• [Exercise]: Set each entry down verbatim, omitting images.

• [Task material]:
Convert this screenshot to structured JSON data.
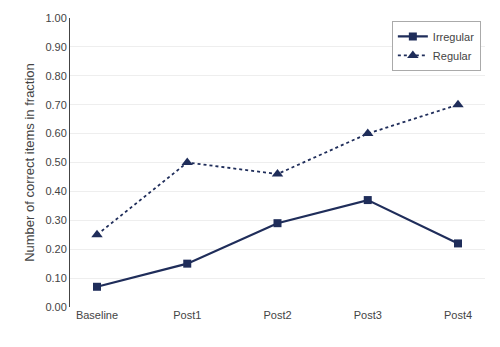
{
  "chart_data": {
    "type": "line",
    "categories": [
      "Baseline",
      "Post1",
      "Post2",
      "Post3",
      "Post4"
    ],
    "series": [
      {
        "name": "Irregular",
        "color": "#1f2d5a",
        "marker": "square",
        "line_style": "solid",
        "values": [
          0.07,
          0.15,
          0.29,
          0.37,
          0.22
        ]
      },
      {
        "name": "Regular",
        "color": "#1f2d5a",
        "marker": "triangle-up",
        "line_style": "dotted",
        "values": [
          0.25,
          0.5,
          0.46,
          0.6,
          0.7
        ]
      }
    ],
    "ylabel": "Number of correct items in fraction",
    "ylim": [
      0.0,
      1.0
    ],
    "yticks": [
      {
        "value": 0.0,
        "label": "0.00"
      },
      {
        "value": 0.1,
        "label": "0.10"
      },
      {
        "value": 0.2,
        "label": "0.20"
      },
      {
        "value": 0.3,
        "label": "0.30"
      },
      {
        "value": 0.4,
        "label": "0.40"
      },
      {
        "value": 0.5,
        "label": "0.50"
      },
      {
        "value": 0.6,
        "label": "0.60"
      },
      {
        "value": 0.7,
        "label": "0.70"
      },
      {
        "value": 0.8,
        "label": "0.80"
      },
      {
        "value": 0.9,
        "label": "0.90"
      },
      {
        "value": 1.0,
        "label": "1.00"
      }
    ],
    "grid": true,
    "legend": "upper right"
  }
}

• [Solution to this exercise]:
Convert this screenshot to structured JSON data.
{
  "chart_data": {
    "type": "line",
    "categories": [
      "Baseline",
      "Post1",
      "Post2",
      "Post3",
      "Post4"
    ],
    "series": [
      {
        "name": "Irregular",
        "color": "#1f2d5a",
        "marker": "square",
        "line_style": "solid",
        "values": [
          0.07,
          0.15,
          0.29,
          0.37,
          0.22
        ]
      },
      {
        "name": "Regular",
        "color": "#1f2d5a",
        "marker": "triangle-up",
        "line_style": "dotted",
        "values": [
          0.25,
          0.5,
          0.46,
          0.6,
          0.7
        ]
      }
    ],
    "ylabel": "Number of correct items in fraction",
    "ylim": [
      0.0,
      1.0
    ],
    "yticks": [
      {
        "value": 0.0,
        "label": "0.00"
      },
      {
        "value": 0.1,
        "label": "0.10"
      },
      {
        "value": 0.2,
        "label": "0.20"
      },
      {
        "value": 0.3,
        "label": "0.30"
      },
      {
        "value": 0.4,
        "label": "0.40"
      },
      {
        "value": 0.5,
        "label": "0.50"
      },
      {
        "value": 0.6,
        "label": "0.60"
      },
      {
        "value": 0.7,
        "label": "0.70"
      },
      {
        "value": 0.8,
        "label": "0.80"
      },
      {
        "value": 0.9,
        "label": "0.90"
      },
      {
        "value": 1.0,
        "label": "1.00"
      }
    ],
    "grid": true,
    "legend": "upper right"
  }
}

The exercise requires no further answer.